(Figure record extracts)
-=-=-

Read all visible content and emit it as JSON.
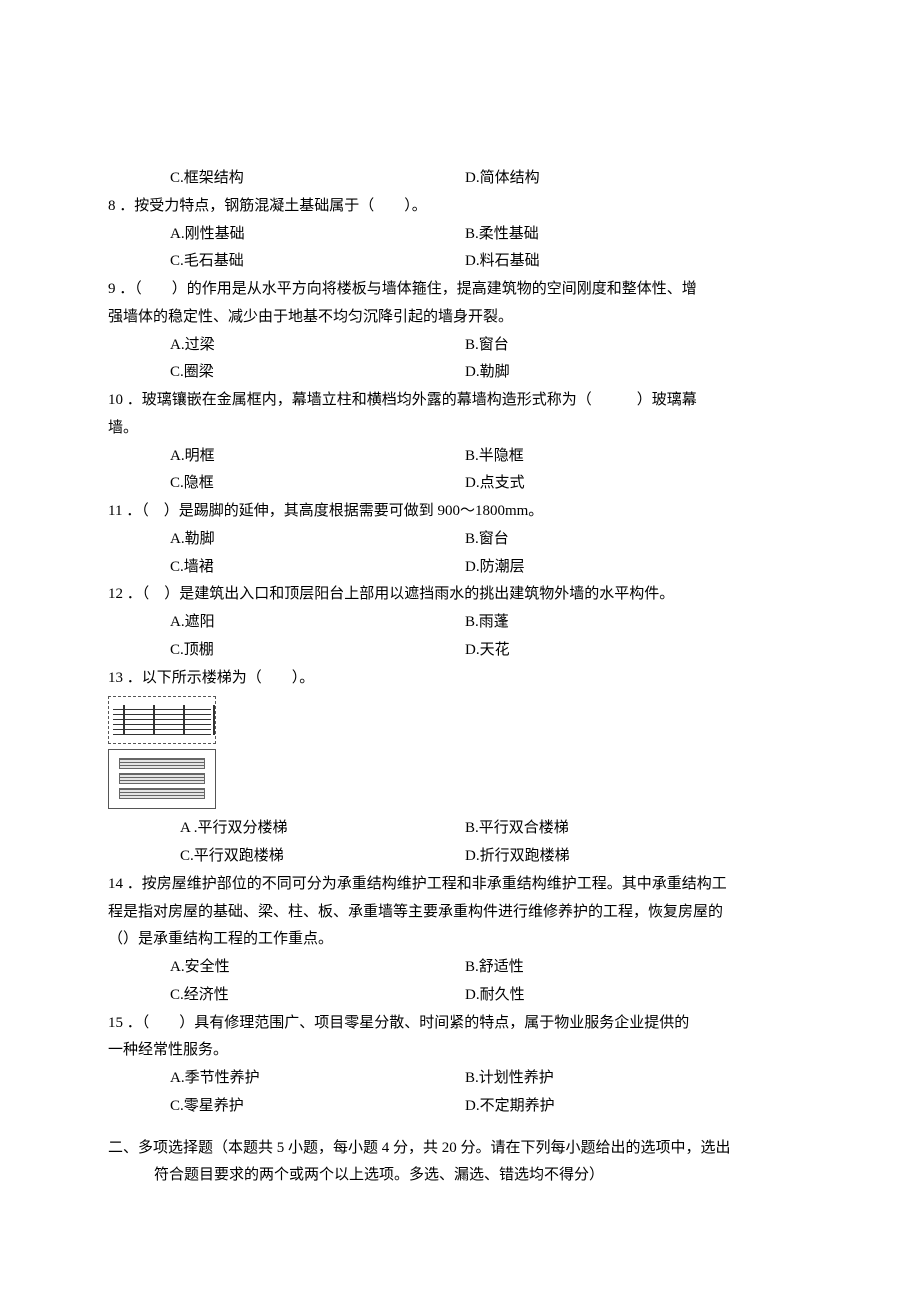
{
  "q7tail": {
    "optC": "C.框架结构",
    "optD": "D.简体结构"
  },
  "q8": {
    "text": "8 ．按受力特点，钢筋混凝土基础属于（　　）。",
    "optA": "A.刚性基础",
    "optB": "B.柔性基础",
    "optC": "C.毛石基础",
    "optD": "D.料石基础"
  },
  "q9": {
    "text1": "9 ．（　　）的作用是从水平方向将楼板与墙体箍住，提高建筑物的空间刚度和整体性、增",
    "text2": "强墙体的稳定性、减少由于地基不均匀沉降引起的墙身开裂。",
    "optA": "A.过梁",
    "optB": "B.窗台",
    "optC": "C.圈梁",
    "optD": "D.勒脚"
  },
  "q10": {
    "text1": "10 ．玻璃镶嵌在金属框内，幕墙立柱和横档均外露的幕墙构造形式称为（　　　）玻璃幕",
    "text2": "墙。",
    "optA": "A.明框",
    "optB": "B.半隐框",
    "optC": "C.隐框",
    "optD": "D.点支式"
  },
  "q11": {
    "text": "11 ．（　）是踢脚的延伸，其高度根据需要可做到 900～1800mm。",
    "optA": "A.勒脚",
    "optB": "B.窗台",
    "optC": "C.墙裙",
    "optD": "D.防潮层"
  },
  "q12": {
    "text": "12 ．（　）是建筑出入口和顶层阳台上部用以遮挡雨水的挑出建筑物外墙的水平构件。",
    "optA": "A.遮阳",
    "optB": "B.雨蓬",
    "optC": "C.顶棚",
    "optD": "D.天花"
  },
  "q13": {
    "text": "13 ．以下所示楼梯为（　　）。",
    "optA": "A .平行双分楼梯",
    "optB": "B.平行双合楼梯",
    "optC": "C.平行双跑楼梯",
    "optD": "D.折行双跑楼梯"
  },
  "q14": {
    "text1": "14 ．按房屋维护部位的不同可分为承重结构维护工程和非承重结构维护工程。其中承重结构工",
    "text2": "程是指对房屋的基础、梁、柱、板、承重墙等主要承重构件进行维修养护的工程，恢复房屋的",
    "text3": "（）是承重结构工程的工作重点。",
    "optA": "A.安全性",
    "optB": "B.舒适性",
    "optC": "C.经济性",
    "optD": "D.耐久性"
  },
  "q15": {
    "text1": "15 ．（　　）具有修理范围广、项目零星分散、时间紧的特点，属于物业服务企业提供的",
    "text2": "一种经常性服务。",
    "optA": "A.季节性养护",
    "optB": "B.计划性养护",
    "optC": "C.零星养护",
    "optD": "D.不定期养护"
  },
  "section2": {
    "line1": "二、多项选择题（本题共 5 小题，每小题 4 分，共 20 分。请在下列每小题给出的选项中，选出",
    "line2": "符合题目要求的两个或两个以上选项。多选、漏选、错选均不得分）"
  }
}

-=-=-

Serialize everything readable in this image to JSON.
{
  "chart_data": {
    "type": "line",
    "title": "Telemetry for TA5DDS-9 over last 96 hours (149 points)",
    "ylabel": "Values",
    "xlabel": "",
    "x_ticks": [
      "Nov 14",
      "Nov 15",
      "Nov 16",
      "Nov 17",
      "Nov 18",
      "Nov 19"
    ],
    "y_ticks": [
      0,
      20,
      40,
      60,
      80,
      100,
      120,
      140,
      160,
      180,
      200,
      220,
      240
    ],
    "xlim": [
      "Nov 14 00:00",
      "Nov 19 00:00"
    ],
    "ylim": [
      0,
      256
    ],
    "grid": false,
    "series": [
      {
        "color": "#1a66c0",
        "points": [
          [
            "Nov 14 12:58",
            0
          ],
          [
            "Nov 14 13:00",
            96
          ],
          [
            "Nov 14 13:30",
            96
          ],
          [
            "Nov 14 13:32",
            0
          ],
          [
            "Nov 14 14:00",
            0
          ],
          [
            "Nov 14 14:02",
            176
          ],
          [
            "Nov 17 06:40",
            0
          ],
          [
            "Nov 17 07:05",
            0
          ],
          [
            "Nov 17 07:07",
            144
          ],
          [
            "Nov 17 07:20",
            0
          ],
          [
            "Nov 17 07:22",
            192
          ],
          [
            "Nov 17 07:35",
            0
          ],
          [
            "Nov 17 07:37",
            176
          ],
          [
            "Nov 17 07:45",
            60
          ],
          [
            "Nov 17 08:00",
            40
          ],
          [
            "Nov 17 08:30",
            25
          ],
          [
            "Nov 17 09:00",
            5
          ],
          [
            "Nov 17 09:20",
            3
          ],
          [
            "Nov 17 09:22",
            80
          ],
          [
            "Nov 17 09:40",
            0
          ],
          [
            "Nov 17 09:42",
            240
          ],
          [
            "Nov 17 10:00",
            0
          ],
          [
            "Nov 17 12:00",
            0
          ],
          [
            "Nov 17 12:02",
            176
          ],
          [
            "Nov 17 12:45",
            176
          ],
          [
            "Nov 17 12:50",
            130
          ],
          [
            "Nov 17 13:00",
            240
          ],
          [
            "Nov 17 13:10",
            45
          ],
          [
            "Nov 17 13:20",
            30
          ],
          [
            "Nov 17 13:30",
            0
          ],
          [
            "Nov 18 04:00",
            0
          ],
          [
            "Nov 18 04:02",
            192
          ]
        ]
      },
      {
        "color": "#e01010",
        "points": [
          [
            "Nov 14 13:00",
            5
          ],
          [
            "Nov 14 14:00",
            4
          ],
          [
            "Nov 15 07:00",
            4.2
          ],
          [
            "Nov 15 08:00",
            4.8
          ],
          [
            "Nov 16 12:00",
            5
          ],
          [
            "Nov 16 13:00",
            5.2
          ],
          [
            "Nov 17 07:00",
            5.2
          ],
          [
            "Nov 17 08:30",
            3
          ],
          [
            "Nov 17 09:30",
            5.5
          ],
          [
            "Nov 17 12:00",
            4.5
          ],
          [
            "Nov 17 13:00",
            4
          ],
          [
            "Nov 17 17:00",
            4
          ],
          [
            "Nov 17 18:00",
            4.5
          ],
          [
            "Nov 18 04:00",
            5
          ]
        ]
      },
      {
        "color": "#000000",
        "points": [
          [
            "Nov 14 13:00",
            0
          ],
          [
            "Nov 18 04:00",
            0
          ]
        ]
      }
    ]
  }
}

-=-=-

- PROBLEM DETAILS
Copy each line from the data above that includes "optB".

- RESULT FOR THIS EXERCISE
    "optB": "B.柔性基础",
    "optB": "B.窗台",
    "optB": "B.半隐框",
    "optB": "B.窗台",
    "optB": "B.雨蓬",
    "optB": "B.平行双合楼梯",
    "optB": "B.舒适性",
    "optB": "B.计划性养护",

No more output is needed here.